What is being asked: Return each line of the data below exactly, omitting any pictures.

>> start Dataset records

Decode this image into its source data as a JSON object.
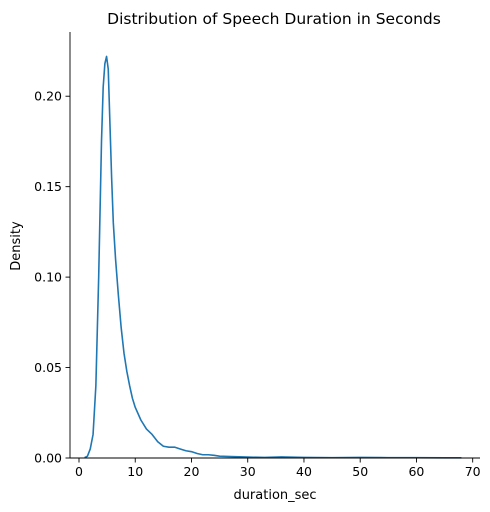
{
  "chart_data": {
    "type": "line",
    "title": "Distribution of Speech Duration in Seconds",
    "xlabel": "duration_sec",
    "ylabel": "Density",
    "xlim": [
      -1.6,
      71.3
    ],
    "ylim": [
      0,
      0.2355
    ],
    "xticks": [
      0,
      10,
      20,
      30,
      40,
      50,
      60,
      70
    ],
    "yticks": [
      0.0,
      0.05,
      0.1,
      0.15,
      0.2
    ],
    "ytick_labels": [
      "0.00",
      "0.05",
      "0.10",
      "0.15",
      "0.20"
    ],
    "grid": false,
    "legend": "none",
    "line_color": "#1f77b4",
    "series": [
      {
        "x": [
          1.0,
          1.5,
          2.0,
          2.5,
          3.0,
          3.5,
          4.0,
          4.3,
          4.6,
          4.9,
          5.2,
          5.5,
          5.8,
          6.1,
          6.5,
          7.0,
          7.5,
          8.0,
          8.5,
          9.0,
          9.5,
          10.0,
          11.0,
          12.0,
          13.0,
          14.0,
          15.0,
          16.0,
          17.0,
          18.0,
          19.0,
          20.0,
          21.0,
          22.0,
          23.0,
          24.0,
          25.0,
          27.0,
          30.0,
          33.0,
          36.0,
          40.0,
          45.0,
          50.0,
          55.0,
          60.0,
          65.0,
          68.0
        ],
        "y": [
          0.0002,
          0.001,
          0.005,
          0.013,
          0.04,
          0.1,
          0.175,
          0.205,
          0.218,
          0.222,
          0.215,
          0.185,
          0.155,
          0.13,
          0.11,
          0.09,
          0.072,
          0.058,
          0.048,
          0.04,
          0.033,
          0.028,
          0.021,
          0.016,
          0.013,
          0.009,
          0.0065,
          0.006,
          0.006,
          0.005,
          0.004,
          0.0035,
          0.0025,
          0.0018,
          0.0018,
          0.0015,
          0.001,
          0.0008,
          0.0005,
          0.0003,
          0.0006,
          0.0003,
          0.0002,
          0.0003,
          0.0002,
          0.0002,
          0.0001,
          0.0001
        ]
      }
    ]
  }
}
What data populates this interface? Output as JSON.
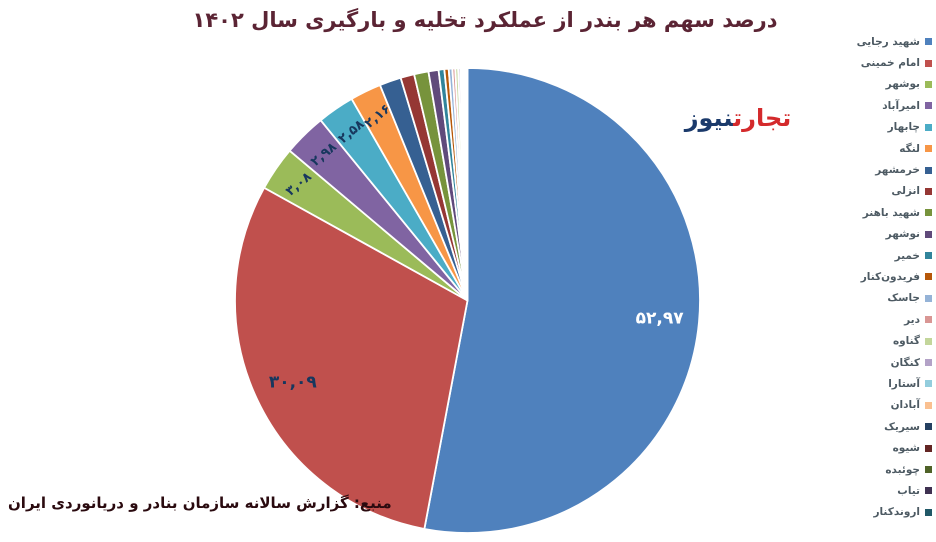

>> end Dataset records

The reply:
Decode this image into its source data as a JSON object.
{
  "chart_data": {
    "type": "line",
    "title": "Distribution of Speech Duration in Seconds",
    "xlabel": "duration_sec",
    "ylabel": "Density",
    "xlim": [
      -1.6,
      71.3
    ],
    "ylim": [
      0,
      0.2355
    ],
    "xticks": [
      0,
      10,
      20,
      30,
      40,
      50,
      60,
      70
    ],
    "yticks": [
      0.0,
      0.05,
      0.1,
      0.15,
      0.2
    ],
    "ytick_labels": [
      "0.00",
      "0.05",
      "0.10",
      "0.15",
      "0.20"
    ],
    "grid": false,
    "legend": "none",
    "line_color": "#1f77b4",
    "series": [
      {
        "x": [
          1.0,
          1.5,
          2.0,
          2.5,
          3.0,
          3.5,
          4.0,
          4.3,
          4.6,
          4.9,
          5.2,
          5.5,
          5.8,
          6.1,
          6.5,
          7.0,
          7.5,
          8.0,
          8.5,
          9.0,
          9.5,
          10.0,
          11.0,
          12.0,
          13.0,
          14.0,
          15.0,
          16.0,
          17.0,
          18.0,
          19.0,
          20.0,
          21.0,
          22.0,
          23.0,
          24.0,
          25.0,
          27.0,
          30.0,
          33.0,
          36.0,
          40.0,
          45.0,
          50.0,
          55.0,
          60.0,
          65.0,
          68.0
        ],
        "y": [
          0.0002,
          0.001,
          0.005,
          0.013,
          0.04,
          0.1,
          0.175,
          0.205,
          0.218,
          0.222,
          0.215,
          0.185,
          0.155,
          0.13,
          0.11,
          0.09,
          0.072,
          0.058,
          0.048,
          0.04,
          0.033,
          0.028,
          0.021,
          0.016,
          0.013,
          0.009,
          0.0065,
          0.006,
          0.006,
          0.005,
          0.004,
          0.0035,
          0.0025,
          0.0018,
          0.0018,
          0.0015,
          0.001,
          0.0008,
          0.0005,
          0.0003,
          0.0006,
          0.0003,
          0.0002,
          0.0003,
          0.0002,
          0.0002,
          0.0001,
          0.0001
        ]
      }
    ]
  }
}
What data populates this interface? Output as JSON.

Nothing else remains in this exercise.